(Dataset listings of figures)
-- START --

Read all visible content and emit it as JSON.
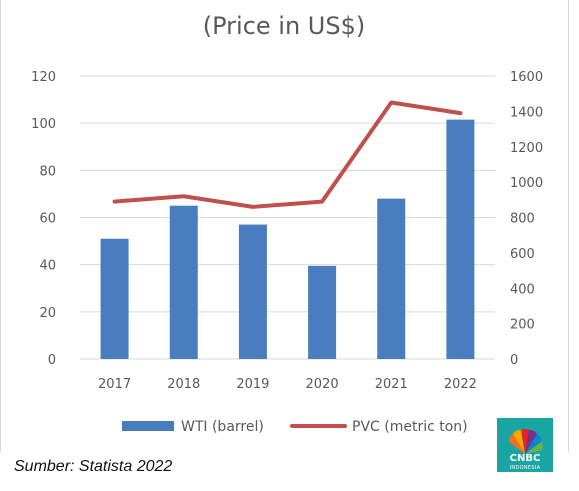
{
  "title": "(Price in US$)",
  "source": "Sumber: Statista 2022",
  "logo": {
    "name": "CNBC",
    "subtitle": "INDONESIA"
  },
  "colors": {
    "bar": "#4a7dbf",
    "line": "#c0504d",
    "grid": "#d9d9d9",
    "text": "#595959"
  },
  "chart_data": {
    "type": "bar",
    "categories": [
      "2017",
      "2018",
      "2019",
      "2020",
      "2021",
      "2022"
    ],
    "series": [
      {
        "name": "WTI (barrel)",
        "type": "bar",
        "axis": "left",
        "values": [
          51,
          65,
          57,
          39.5,
          68,
          101.5
        ]
      },
      {
        "name": "PVC (metric ton)",
        "type": "line",
        "axis": "right",
        "values": [
          890,
          920,
          860,
          890,
          1450,
          1390
        ]
      }
    ],
    "y_left": {
      "ylim": [
        0,
        120
      ],
      "ticks": [
        "0",
        "20",
        "40",
        "60",
        "80",
        "100",
        "120"
      ]
    },
    "y_right": {
      "ylim": [
        0,
        1600
      ],
      "ticks": [
        "0",
        "200",
        "400",
        "600",
        "800",
        "1000",
        "1200",
        "1400",
        "1600"
      ]
    },
    "grid": true,
    "legend": "bottom"
  }
}
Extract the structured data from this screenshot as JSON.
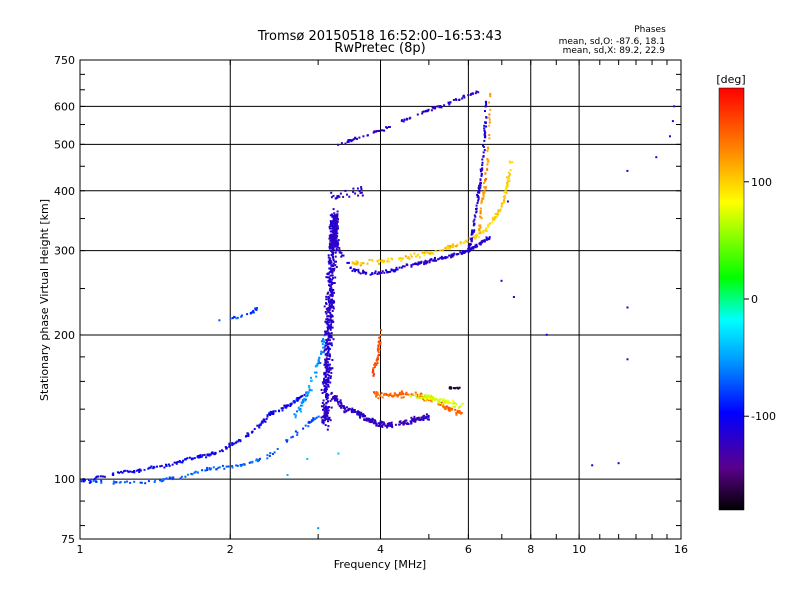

-- END --

**What you will do**
Copy out every line of the listing that contains the string "JSON".

**Finished exercise**
Read all visible content and emit it as JSON.
Extract the structured data from this screenshot as JSON.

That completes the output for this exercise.